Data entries
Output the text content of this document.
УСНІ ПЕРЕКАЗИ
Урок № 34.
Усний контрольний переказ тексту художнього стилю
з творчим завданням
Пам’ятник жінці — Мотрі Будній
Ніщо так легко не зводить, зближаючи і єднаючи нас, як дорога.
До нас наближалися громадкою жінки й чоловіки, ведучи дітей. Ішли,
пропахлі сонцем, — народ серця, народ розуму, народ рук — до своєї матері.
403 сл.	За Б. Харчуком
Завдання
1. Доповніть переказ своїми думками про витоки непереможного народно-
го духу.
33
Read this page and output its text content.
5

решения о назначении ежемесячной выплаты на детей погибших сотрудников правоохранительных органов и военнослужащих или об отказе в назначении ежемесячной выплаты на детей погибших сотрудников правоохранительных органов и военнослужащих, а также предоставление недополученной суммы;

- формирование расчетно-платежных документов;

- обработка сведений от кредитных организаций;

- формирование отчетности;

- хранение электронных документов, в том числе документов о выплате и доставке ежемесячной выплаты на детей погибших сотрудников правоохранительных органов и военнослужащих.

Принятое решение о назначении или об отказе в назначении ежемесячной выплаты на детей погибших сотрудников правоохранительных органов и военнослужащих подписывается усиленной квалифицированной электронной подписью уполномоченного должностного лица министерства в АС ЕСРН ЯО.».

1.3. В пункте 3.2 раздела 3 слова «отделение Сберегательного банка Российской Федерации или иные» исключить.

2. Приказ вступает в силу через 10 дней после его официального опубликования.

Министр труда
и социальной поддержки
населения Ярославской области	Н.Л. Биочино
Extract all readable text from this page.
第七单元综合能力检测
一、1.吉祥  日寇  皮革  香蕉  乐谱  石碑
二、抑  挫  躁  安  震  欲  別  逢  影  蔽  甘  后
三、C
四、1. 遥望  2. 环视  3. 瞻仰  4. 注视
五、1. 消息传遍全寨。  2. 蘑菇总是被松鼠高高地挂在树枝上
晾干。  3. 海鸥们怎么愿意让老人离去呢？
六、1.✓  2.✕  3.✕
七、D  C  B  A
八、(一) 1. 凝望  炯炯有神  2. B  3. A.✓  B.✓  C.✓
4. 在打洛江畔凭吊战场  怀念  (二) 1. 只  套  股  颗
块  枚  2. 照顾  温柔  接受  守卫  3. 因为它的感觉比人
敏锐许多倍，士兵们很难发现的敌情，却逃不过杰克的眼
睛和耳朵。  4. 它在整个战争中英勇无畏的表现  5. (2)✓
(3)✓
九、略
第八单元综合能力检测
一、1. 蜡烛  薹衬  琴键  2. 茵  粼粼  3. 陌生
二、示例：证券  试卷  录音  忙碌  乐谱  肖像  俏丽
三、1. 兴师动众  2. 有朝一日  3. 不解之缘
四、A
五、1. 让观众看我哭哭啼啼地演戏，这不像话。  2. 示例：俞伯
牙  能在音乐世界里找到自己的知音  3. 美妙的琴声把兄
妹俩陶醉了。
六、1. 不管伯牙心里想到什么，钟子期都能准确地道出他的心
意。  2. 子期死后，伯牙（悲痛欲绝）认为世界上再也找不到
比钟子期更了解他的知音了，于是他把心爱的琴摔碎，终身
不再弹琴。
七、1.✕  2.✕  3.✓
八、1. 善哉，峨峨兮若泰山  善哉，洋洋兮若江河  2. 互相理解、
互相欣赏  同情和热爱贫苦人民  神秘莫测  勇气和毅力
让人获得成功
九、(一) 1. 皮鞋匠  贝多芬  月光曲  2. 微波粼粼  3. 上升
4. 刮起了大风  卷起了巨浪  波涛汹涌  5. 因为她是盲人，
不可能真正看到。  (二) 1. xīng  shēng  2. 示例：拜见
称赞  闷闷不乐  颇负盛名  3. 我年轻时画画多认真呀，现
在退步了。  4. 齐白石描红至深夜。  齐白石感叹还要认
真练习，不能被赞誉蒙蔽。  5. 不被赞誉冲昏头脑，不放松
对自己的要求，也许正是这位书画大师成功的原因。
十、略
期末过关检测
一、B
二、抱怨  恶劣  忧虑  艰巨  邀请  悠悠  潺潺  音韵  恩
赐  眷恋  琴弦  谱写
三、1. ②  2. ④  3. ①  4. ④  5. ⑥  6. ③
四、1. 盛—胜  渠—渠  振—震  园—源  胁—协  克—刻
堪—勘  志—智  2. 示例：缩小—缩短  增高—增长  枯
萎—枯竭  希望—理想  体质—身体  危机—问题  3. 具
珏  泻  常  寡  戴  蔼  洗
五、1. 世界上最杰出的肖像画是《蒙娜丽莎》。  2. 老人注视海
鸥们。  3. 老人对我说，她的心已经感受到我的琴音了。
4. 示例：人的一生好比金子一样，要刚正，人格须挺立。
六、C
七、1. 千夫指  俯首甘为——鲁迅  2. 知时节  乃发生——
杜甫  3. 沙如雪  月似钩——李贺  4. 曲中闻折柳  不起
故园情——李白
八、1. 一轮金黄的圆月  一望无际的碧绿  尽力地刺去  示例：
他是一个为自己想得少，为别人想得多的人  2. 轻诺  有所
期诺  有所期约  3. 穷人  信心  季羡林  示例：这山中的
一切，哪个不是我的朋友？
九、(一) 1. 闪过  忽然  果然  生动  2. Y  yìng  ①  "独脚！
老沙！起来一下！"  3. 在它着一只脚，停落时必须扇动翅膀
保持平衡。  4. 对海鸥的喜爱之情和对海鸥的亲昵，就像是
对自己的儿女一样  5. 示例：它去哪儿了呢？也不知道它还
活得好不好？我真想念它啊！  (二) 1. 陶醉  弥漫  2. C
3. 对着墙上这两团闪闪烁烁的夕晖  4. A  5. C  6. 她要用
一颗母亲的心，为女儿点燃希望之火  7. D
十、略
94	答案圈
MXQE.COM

*Written request:* From the listing above, copy every line that includes the word "военнослужащих".

*Task response:*
решения о назначении ежемесячной выплаты на детей погибших сотрудников правоохранительных органов и военнослужащих или об отказе в назначении ежемесячной выплаты на детей погибших сотрудников правоохранительных органов и военнослужащих, а также предоставление недополученной суммы;
- хранение электронных документов, в том числе документов о выплате и доставке ежемесячной выплаты на детей погибших сотрудников правоохранительных органов и военнослужащих.
Принятое решение о назначении или об отказе в назначении ежемесячной выплаты на детей погибших сотрудников правоохранительных органов и военнослужащих подписывается усиленной квалифицированной электронной подписью уполномоченного должностного лица министерства в АС ЕСРН ЯО.».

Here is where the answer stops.